§ Instructions to follow:
Quote all of the data exactly as given. Skip every picture it contains.

[Stored entries]
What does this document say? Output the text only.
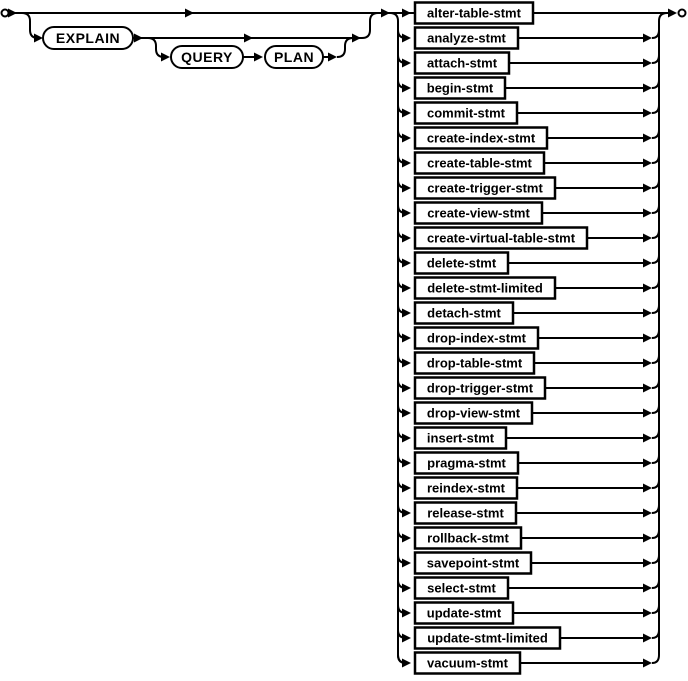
EXPLAIN
QUERY	PLAN
alter-table-stmt
analyze-stmt
attach-stmt
begin-stmt
commit-stmt
create-index-stmt
create-table-stmt
create-trigger-stmt
create-view-stmt
create-virtual-table-stmt
delete-stmt
delete-stmt-limited
detach-stmt
drop-index-stmt
drop-table-stmt
drop-trigger-stmt
drop-view-stmt
insert-stmt
pragma-stmt
reindex-stmt
release-stmt
rollback-stmt
savepoint-stmt
select-stmt
update-stmt
update-stmt-limited
vacuum-stmt
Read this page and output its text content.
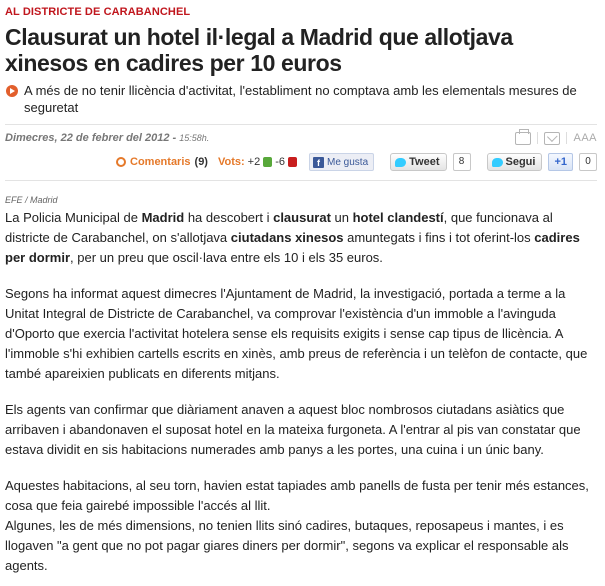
AL DISTRICTE DE CARABANCHEL
Clausurat un hotel il·legal a Madrid que allotjava xinesos en cadires per 10 euros
A més de no tenir llicència d'activitat, l'establiment no comptava amb les elementals mesures de seguretat
Dimecres, 22 de febrer del 2012 - 15:58h.	AAA
Comentaris (9) Vots: +2 -6	f Me gusta	Tweet	8	Segui	+1	0
EFE / Madrid

La Policia Municipal de Madrid ha descobert i clausurat un hotel clandestí, que funcionava al districte de Carabanchel, on s'allotjava ciutadans xinesos amuntegats i fins i tot oferint-los cadires per dormir, per un preu que oscil·lava entre els 10 i els 35 euros.

Segons ha informat aquest dimecres l'Ajuntament de Madrid, la investigació, portada a terme a la Unitat Integral de Districte de Carabanchel, va comprovar l'existència d'un immoble a l'avinguda d'Oporto que exercia l'activitat hotelera sense els requisits exigits i sense cap tipus de llicència. A l'immoble s'hi exhibien cartells escrits en xinès, amb preus de referència i un telèfon de contacte, que també apareixien publicats en diferents mitjans.

Els agents van confirmar que diàriament anaven a aquest bloc nombrosos ciutadans asiàtics que arribaven i abandonaven el suposat hotel en la mateixa furgoneta. A l'entrar al pis van constatar que estava dividit en sis habitacions numerades amb panys a les portes, una cuina i un únic bany.

Aquestes habitacions, al seu torn, havien estat tapiades amb panells de fusta per tenir més estances, cosa que feia gairebé impossible l'accés al llit.

Algunes, les de més dimensions, no tenien llits sinó cadires, butaques, reposapeus i mantes, i es llogaven "a gent que no pot pagar giares diners per dormir", segons va explicar el responsable als agents.
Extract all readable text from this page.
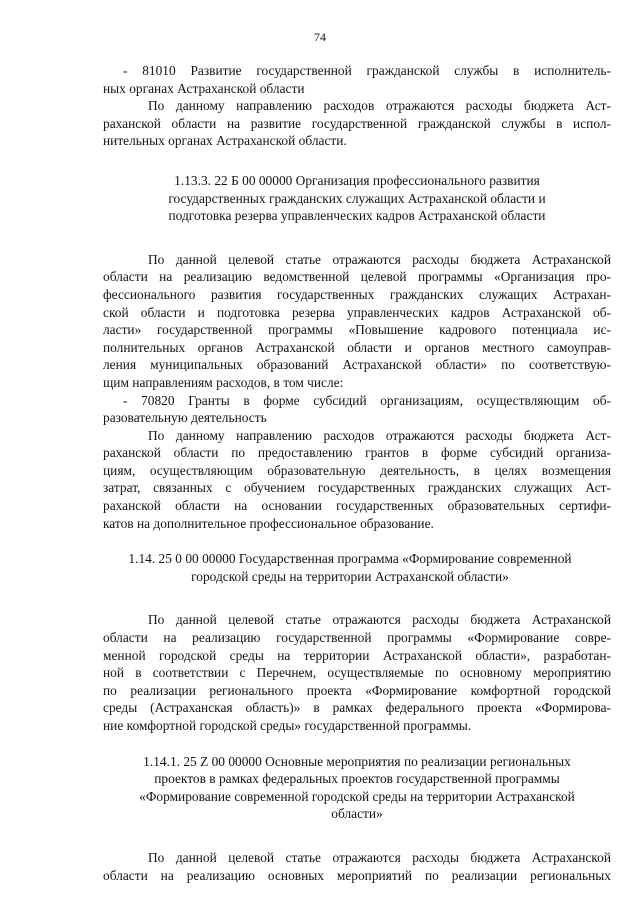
74
- 81010 Развитие государственной гражданской службы в исполнитель-
ных органах Астраханской области
По данному направлению расходов отражаются расходы бюджета Аст-
раханской области на развитие государственной гражданской службы в испол-
нительных органах Астраханской области.
1.13.3. 22 Б 00 00000 Организация профессионального развития
государственных гражданских служащих Астраханской области и
подготовка резерва управленческих кадров Астраханской области
По данной целевой статье отражаются расходы бюджета Астраханской
области на реализацию ведомственной целевой программы «Организация про-
фессионального развития государственных гражданских служащих Астрахан-
ской области и подготовка резерва управленческих кадров Астраханской об-
ласти» государственной программы «Повышение кадрового потенциала ис-
полнительных органов Астраханской области и органов местного самоуправ-
ления муниципальных образований Астраханской области» по соответствую-
щим направлениям расходов, в том числе:
- 70820 Гранты в форме субсидий организациям, осуществляющим об-
разовательную деятельность
По данному направлению расходов отражаются расходы бюджета Аст-
раханской области по предоставлению грантов в форме субсидий организа-
циям, осуществляющим образовательную деятельность, в целях возмещения
затрат, связанных с обучением государственных гражданских служащих Аст-
раханской области на основании государственных образовательных сертифи-
катов на дополнительное профессиональное образование.
1.14. 25 0 00 00000 Государственная программа «Формирование современной
городской среды на территории Астраханской области»
По данной целевой статье отражаются расходы бюджета Астраханской
области на реализацию государственной программы «Формирование совре-
менной городской среды на территории Астраханской области», разработан-
ной в соответствии с Перечнем, осуществляемые по основному мероприятию
по реализации регионального проекта «Формирование комфортной городской
среды (Астраханская область)» в рамках федерального проекта «Формирова-
ние комфортной городской среды» государственной программы.
1.14.1. 25 Z 00 00000 Основные мероприятия по реализации региональных
проектов в рамках федеральных проектов государственной программы
«Формирование современной городской среды на территории Астраханской
области»
По данной целевой статье отражаются расходы бюджета Астраханской
области на реализацию основных мероприятий по реализации региональных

§ Output for this exercise:
What does this document say? Output the text only.
EXPLAIN
QUERY	PLAN
alter-table-stmt
analyze-stmt
attach-stmt
begin-stmt
commit-stmt
create-index-stmt
create-table-stmt
create-trigger-stmt
create-view-stmt
create-virtual-table-stmt
delete-stmt
delete-stmt-limited
detach-stmt
drop-index-stmt
drop-table-stmt
drop-trigger-stmt
drop-view-stmt
insert-stmt
pragma-stmt
reindex-stmt
release-stmt
rollback-stmt
savepoint-stmt
select-stmt
update-stmt
update-stmt-limited
vacuum-stmt
Read this page and output its text content.
AL DISTRICTE DE CARABANCHEL
Clausurat un hotel il·legal a Madrid que allotjava xinesos en cadires per 10 euros
A més de no tenir llicència d'activitat, l'establiment no comptava amb les elementals mesures de seguretat
Dimecres, 22 de febrer del 2012 - 15:58h.	AAA
Comentaris (9) Vots: +2 -6	f Me gusta	Tweet	8	Segui	+1	0
EFE / Madrid

La Policia Municipal de Madrid ha descobert i clausurat un hotel clandestí, que funcionava al districte de Carabanchel, on s'allotjava ciutadans xinesos amuntegats i fins i tot oferint-los cadires per dormir, per un preu que oscil·lava entre els 10 i els 35 euros.

Segons ha informat aquest dimecres l'Ajuntament de Madrid, la investigació, portada a terme a la Unitat Integral de Districte de Carabanchel, va comprovar l'existència d'un immoble a l'avinguda d'Oporto que exercia l'activitat hotelera sense els requisits exigits i sense cap tipus de llicència. A l'immoble s'hi exhibien cartells escrits en xinès, amb preus de referència i un telèfon de contacte, que també apareixien publicats en diferents mitjans.

Els agents van confirmar que diàriament anaven a aquest bloc nombrosos ciutadans asiàtics que arribaven i abandonaven el suposat hotel en la mateixa furgoneta. A l'entrar al pis van constatar que estava dividit en sis habitacions numerades amb panys a les portes, una cuina i un únic bany.

Aquestes habitacions, al seu torn, havien estat tapiades amb panells de fusta per tenir més estances, cosa que feia gairebé impossible l'accés al llit.

Algunes, les de més dimensions, no tenien llits sinó cadires, butaques, reposapeus i mantes, i es llogaven "a gent que no pot pagar giares diners per dormir", segons va explicar el responsable als agents.
Extract all readable text from this page.
74
- 81010 Развитие государственной гражданской службы в исполнитель-
ных органах Астраханской области
По данному направлению расходов отражаются расходы бюджета Аст-
раханской области на развитие государственной гражданской службы в испол-
нительных органах Астраханской области.
1.13.3. 22 Б 00 00000 Организация профессионального развития
государственных гражданских служащих Астраханской области и
подготовка резерва управленческих кадров Астраханской области
По данной целевой статье отражаются расходы бюджета Астраханской
области на реализацию ведомственной целевой программы «Организация про-
фессионального развития государственных гражданских служащих Астрахан-
ской области и подготовка резерва управленческих кадров Астраханской об-
ласти» государственной программы «Повышение кадрового потенциала ис-
полнительных органов Астраханской области и органов местного самоуправ-
ления муниципальных образований Астраханской области» по соответствую-
щим направлениям расходов, в том числе:
- 70820 Гранты в форме субсидий организациям, осуществляющим об-
разовательную деятельность
По данному направлению расходов отражаются расходы бюджета Аст-
раханской области по предоставлению грантов в форме субсидий организа-
циям, осуществляющим образовательную деятельность, в целях возмещения
затрат, связанных с обучением государственных гражданских служащих Аст-
раханской области на основании государственных образовательных сертифи-
катов на дополнительное профессиональное образование.
1.14. 25 0 00 00000 Государственная программа «Формирование современной
городской среды на территории Астраханской области»
По данной целевой статье отражаются расходы бюджета Астраханской
области на реализацию государственной программы «Формирование совре-
менной городской среды на территории Астраханской области», разработан-
ной в соответствии с Перечнем, осуществляемые по основному мероприятию
по реализации регионального проекта «Формирование комфортной городской
среды (Астраханская область)» в рамках федерального проекта «Формирова-
ние комфортной городской среды» государственной программы.
1.14.1. 25 Z 00 00000 Основные мероприятия по реализации региональных
проектов в рамках федеральных проектов государственной программы
«Формирование современной городской среды на территории Астраханской
области»
По данной целевой статье отражаются расходы бюджета Астраханской
области на реализацию основных мероприятий по реализации региональных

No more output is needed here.